**Problem statement:** In the entries below, find every line with "title" and copy it.

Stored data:
##########
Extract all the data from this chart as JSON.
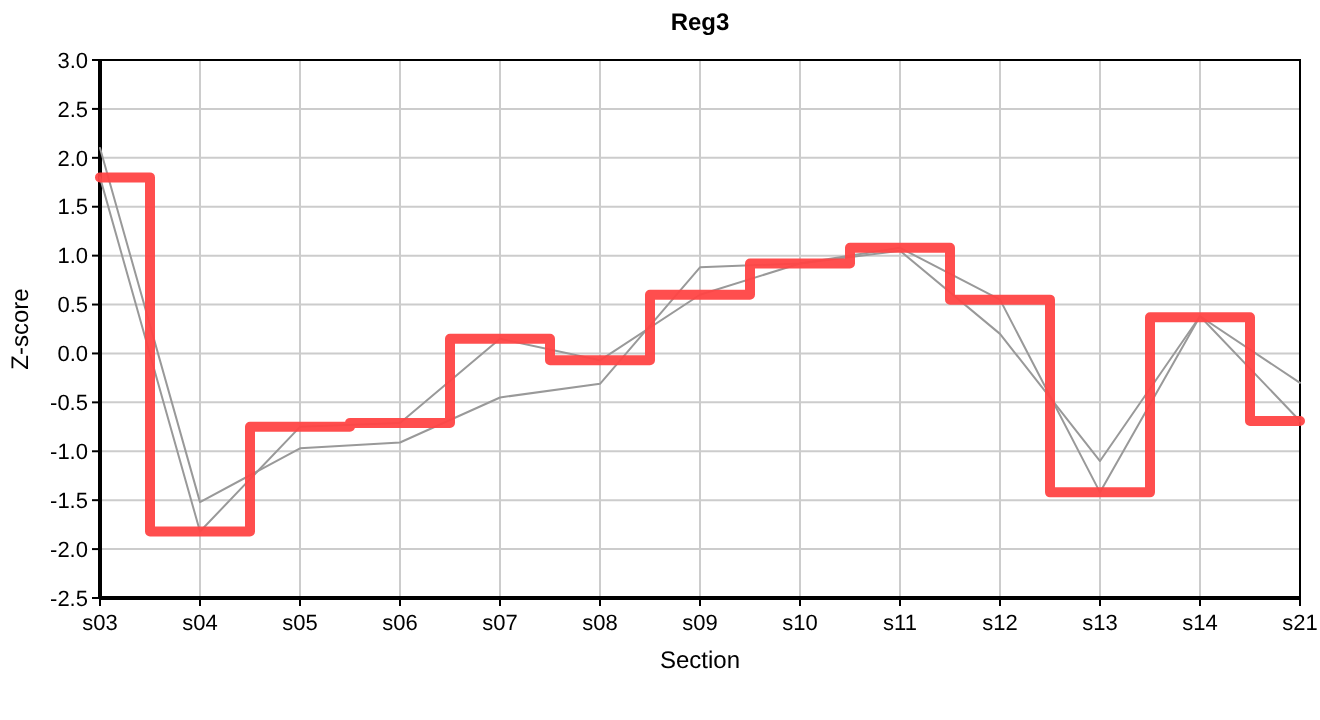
{
  "chart_data": {
    "type": "line",
    "title": "Reg3",
    "xlabel": "Section",
    "ylabel": "Z-score",
    "categories": [
      "s03",
      "s04",
      "s05",
      "s06",
      "s07",
      "s08",
      "s09",
      "s10",
      "s11",
      "s12",
      "s13",
      "s14",
      "s21"
    ],
    "series": [
      {
        "color": "#999999",
        "values": [
          2.1,
          -1.52,
          -0.97,
          -0.91,
          -0.45,
          -0.31,
          0.88,
          0.92,
          1.05,
          0.2,
          -1.1,
          0.38,
          -0.3
        ]
      },
      {
        "color": "#999999",
        "values": [
          1.8,
          -1.82,
          -0.75,
          -0.71,
          0.15,
          -0.07,
          0.6,
          0.92,
          1.08,
          0.55,
          -1.42,
          0.38,
          -0.69
        ]
      },
      {
        "type": "step",
        "color": "#ff4444",
        "values": [
          1.8,
          -1.82,
          -0.75,
          -0.71,
          0.15,
          -0.07,
          0.6,
          0.92,
          1.08,
          0.55,
          -1.42,
          0.37,
          -0.69
        ]
      }
    ],
    "ylim": [
      -2.5,
      3.0
    ],
    "yticks": [
      {
        "value": -2.5,
        "label": "-2.5"
      },
      {
        "value": -2,
        "label": "-2.0"
      },
      {
        "value": -1.5,
        "label": "-1.5"
      },
      {
        "value": -1,
        "label": "-1.0"
      },
      {
        "value": -0.5,
        "label": "-0.5"
      },
      {
        "value": 0,
        "label": "0.0"
      },
      {
        "value": 0.5,
        "label": "0.5"
      },
      {
        "value": 1,
        "label": "1.0"
      },
      {
        "value": 1.5,
        "label": "1.5"
      },
      {
        "value": 2,
        "label": "2.0"
      },
      {
        "value": 2.5,
        "label": "2.5"
      },
      {
        "value": 3,
        "label": "3.0"
      }
    ],
    "grid": true,
    "marker": "none"
  }
}
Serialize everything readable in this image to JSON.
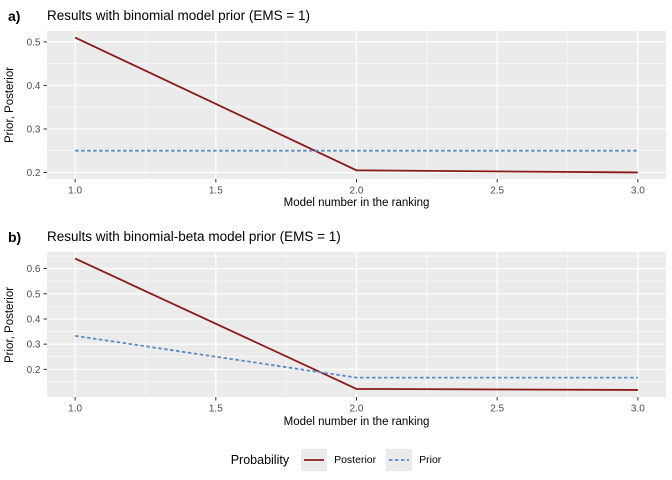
{
  "chart_data": [
    {
      "type": "line",
      "panel_label": "a)",
      "title": "Results with binomial model prior (EMS = 1)",
      "xlabel": "Model number in the ranking",
      "ylabel": "Prior, Posterior",
      "x": [
        1,
        2,
        3
      ],
      "series": [
        {
          "name": "Posterior",
          "values": [
            0.51,
            0.205,
            0.2
          ],
          "color": "#8B1A1A",
          "dash": "solid"
        },
        {
          "name": "Prior",
          "values": [
            0.25,
            0.25,
            0.25
          ],
          "color": "#5B8BC4",
          "dash": "dashed"
        }
      ],
      "xlim": [
        0.9,
        3.1
      ],
      "ylim": [
        0.185,
        0.525
      ],
      "x_ticks": [
        1,
        1.5,
        2,
        2.5,
        3
      ],
      "x_tick_labels": [
        "1.0",
        "1.5",
        "2.0",
        "2.5",
        "3.0"
      ],
      "x_minor": [
        1.25,
        1.75,
        2.25,
        2.75
      ],
      "y_ticks": [
        0.2,
        0.3,
        0.4,
        0.5
      ],
      "y_tick_labels": [
        "0.2",
        "0.3",
        "0.4",
        "0.5"
      ],
      "y_minor": [
        0.25,
        0.35,
        0.45
      ],
      "grid": true,
      "legend_position": "shared-bottom"
    },
    {
      "type": "line",
      "panel_label": "b)",
      "title": "Results with binomial-beta model prior (EMS = 1)",
      "xlabel": "Model number in the ranking",
      "ylabel": "Prior, Posterior",
      "x": [
        1,
        2,
        3
      ],
      "series": [
        {
          "name": "Posterior",
          "values": [
            0.64,
            0.122,
            0.118
          ],
          "color": "#8B1A1A",
          "dash": "solid"
        },
        {
          "name": "Prior",
          "values": [
            0.333,
            0.167,
            0.167
          ],
          "color": "#5B8BC4",
          "dash": "dashed"
        }
      ],
      "xlim": [
        0.9,
        3.1
      ],
      "ylim": [
        0.09,
        0.666
      ],
      "x_ticks": [
        1,
        1.5,
        2,
        2.5,
        3
      ],
      "x_tick_labels": [
        "1.0",
        "1.5",
        "2.0",
        "2.5",
        "3.0"
      ],
      "x_minor": [
        1.25,
        1.75,
        2.25,
        2.75
      ],
      "y_ticks": [
        0.2,
        0.3,
        0.4,
        0.5,
        0.6
      ],
      "y_tick_labels": [
        "0.2",
        "0.3",
        "0.4",
        "0.5",
        "0.6"
      ],
      "y_minor": [
        0.15,
        0.25,
        0.35,
        0.45,
        0.55,
        0.65
      ],
      "grid": true,
      "legend_position": "shared-bottom"
    }
  ],
  "legend": {
    "title": "Probability",
    "items": [
      {
        "label": "Posterior",
        "color": "#8B1A1A",
        "dash": "solid"
      },
      {
        "label": "Prior",
        "color": "#5B8BC4",
        "dash": "dashed"
      }
    ]
  },
  "colors": {
    "panel_bg": "#EBEBEB",
    "grid_major": "#FFFFFF",
    "grid_minor": "#FFFFFF",
    "tick_text": "#4D4D4D",
    "tick_mark": "#333333"
  }
}
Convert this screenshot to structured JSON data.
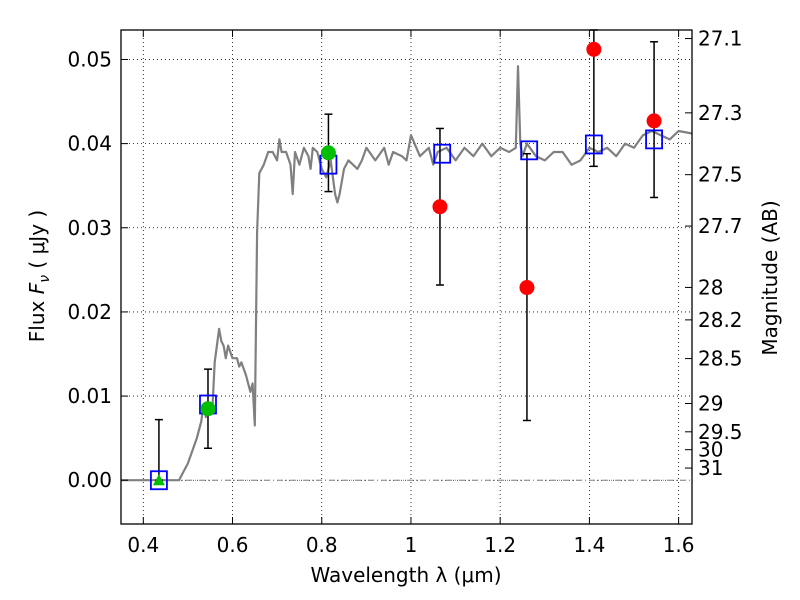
{
  "chart_data": {
    "type": "scatter",
    "title": "",
    "xlabel": "Wavelength  λ (μm)",
    "ylabel": "Flux  F_ν  ( μJy )",
    "ylabel_parts": {
      "prefix": "Flux  ",
      "symbol": "F",
      "subscript": "ν",
      "unit": "  ( μJy )"
    },
    "y2label": "Magnitude (AB)",
    "xlim": [
      0.35,
      1.63
    ],
    "ylim": [
      -0.0052,
      0.0535
    ],
    "grid": true,
    "x_ticks": [
      {
        "value": 0.4,
        "label": "0.4"
      },
      {
        "value": 0.6,
        "label": "0.6"
      },
      {
        "value": 0.8,
        "label": "0.8"
      },
      {
        "value": 1.0,
        "label": "1"
      },
      {
        "value": 1.2,
        "label": "1.2"
      },
      {
        "value": 1.4,
        "label": "1.4"
      },
      {
        "value": 1.6,
        "label": "1.6"
      }
    ],
    "y_ticks": [
      {
        "value": 0.0,
        "label": "0.00"
      },
      {
        "value": 0.01,
        "label": "0.01"
      },
      {
        "value": 0.02,
        "label": "0.02"
      },
      {
        "value": 0.03,
        "label": "0.03"
      },
      {
        "value": 0.04,
        "label": "0.04"
      },
      {
        "value": 0.05,
        "label": "0.05"
      }
    ],
    "mag_ticks": [
      {
        "value": 27.1,
        "label": "27.1"
      },
      {
        "value": 27.3,
        "label": "27.3"
      },
      {
        "value": 27.5,
        "label": "27.5"
      },
      {
        "value": 27.7,
        "label": "27.7"
      },
      {
        "value": 28.0,
        "label": "28"
      },
      {
        "value": 28.2,
        "label": "28.2"
      },
      {
        "value": 28.5,
        "label": "28.5"
      },
      {
        "value": 29.0,
        "label": "29"
      },
      {
        "value": 29.5,
        "label": "29.5"
      },
      {
        "value": 30.0,
        "label": "30"
      },
      {
        "value": 31.0,
        "label": "31"
      }
    ],
    "series": [
      {
        "name": "model spectrum",
        "type": "line",
        "color": "#808080",
        "x": [
          0.35,
          0.48,
          0.5,
          0.52,
          0.53,
          0.535,
          0.54,
          0.55,
          0.555,
          0.56,
          0.57,
          0.575,
          0.58,
          0.585,
          0.59,
          0.6,
          0.61,
          0.615,
          0.62,
          0.63,
          0.64,
          0.645,
          0.65,
          0.655,
          0.66,
          0.67,
          0.68,
          0.69,
          0.7,
          0.705,
          0.71,
          0.72,
          0.73,
          0.735,
          0.74,
          0.75,
          0.76,
          0.77,
          0.775,
          0.78,
          0.79,
          0.8,
          0.81,
          0.82,
          0.83,
          0.835,
          0.84,
          0.85,
          0.86,
          0.87,
          0.88,
          0.89,
          0.9,
          0.92,
          0.94,
          0.95,
          0.96,
          0.98,
          0.99,
          1.0,
          1.02,
          1.04,
          1.05,
          1.06,
          1.08,
          1.1,
          1.12,
          1.14,
          1.16,
          1.18,
          1.2,
          1.22,
          1.235,
          1.24,
          1.245,
          1.25,
          1.26,
          1.28,
          1.3,
          1.32,
          1.34,
          1.36,
          1.38,
          1.4,
          1.42,
          1.44,
          1.46,
          1.48,
          1.5,
          1.52,
          1.54,
          1.56,
          1.58,
          1.6,
          1.63
        ],
        "y": [
          0.0,
          0.0,
          0.002,
          0.005,
          0.007,
          0.009,
          0.0075,
          0.009,
          0.0085,
          0.014,
          0.018,
          0.0165,
          0.016,
          0.0145,
          0.016,
          0.0145,
          0.0145,
          0.0135,
          0.014,
          0.0125,
          0.0105,
          0.0115,
          0.0065,
          0.0295,
          0.0365,
          0.0375,
          0.039,
          0.039,
          0.038,
          0.0405,
          0.039,
          0.039,
          0.0375,
          0.034,
          0.039,
          0.0375,
          0.0395,
          0.0385,
          0.037,
          0.0395,
          0.039,
          0.037,
          0.036,
          0.038,
          0.034,
          0.033,
          0.034,
          0.037,
          0.038,
          0.0375,
          0.037,
          0.038,
          0.0395,
          0.038,
          0.0395,
          0.0375,
          0.039,
          0.0385,
          0.038,
          0.041,
          0.0385,
          0.0395,
          0.0375,
          0.039,
          0.0395,
          0.038,
          0.0395,
          0.0385,
          0.04,
          0.0385,
          0.0395,
          0.039,
          0.0395,
          0.0492,
          0.04,
          0.0385,
          0.04,
          0.0385,
          0.038,
          0.039,
          0.039,
          0.0375,
          0.038,
          0.0395,
          0.039,
          0.0395,
          0.0385,
          0.04,
          0.0395,
          0.041,
          0.0415,
          0.041,
          0.0405,
          0.0415,
          0.0412
        ]
      },
      {
        "name": "model photometry",
        "type": "scatter",
        "marker": "square-open",
        "color": "#0000ff",
        "x": [
          0.435,
          0.545,
          0.815,
          1.07,
          1.265,
          1.41,
          1.545
        ],
        "y": [
          0.0,
          0.009,
          0.0375,
          0.0388,
          0.0392,
          0.0399,
          0.0405
        ]
      },
      {
        "name": "observed flux (red)",
        "type": "scatter",
        "marker": "circle",
        "color": "#ff0000",
        "x": [
          1.065,
          1.26,
          1.41,
          1.545
        ],
        "y": [
          0.0325,
          0.0229,
          0.0512,
          0.0427
        ],
        "yerr_low": [
          0.0232,
          0.0071,
          0.0373,
          0.0336
        ],
        "yerr_high": [
          0.0418,
          0.0388,
          0.0535,
          0.0521
        ]
      },
      {
        "name": "observed flux (green)",
        "type": "scatter",
        "marker": "circle",
        "color": "#00bf00",
        "x": [
          0.545,
          0.815
        ],
        "y": [
          0.0085,
          0.0389
        ],
        "yerr_low": [
          0.0038,
          0.0343
        ],
        "yerr_high": [
          0.0132,
          0.0435
        ]
      },
      {
        "name": "upper limit",
        "type": "scatter",
        "marker": "triangle-up",
        "color": "#00bf00",
        "x": [
          0.435
        ],
        "y": [
          0.0
        ],
        "yerr_low": [
          0.0
        ],
        "yerr_high": [
          0.0072
        ]
      }
    ],
    "zero_line": {
      "y": 0.0,
      "style": "dash-dot",
      "color": "#808080"
    }
  }
}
##########
**Result of the task:**
    "title": "Reg3",
      "title": "Results with binomial model prior (EMS = 1)",
      "title": "Results with binomial-beta model prior (EMS = 1)",
    "title": "Probability",
    "title": "",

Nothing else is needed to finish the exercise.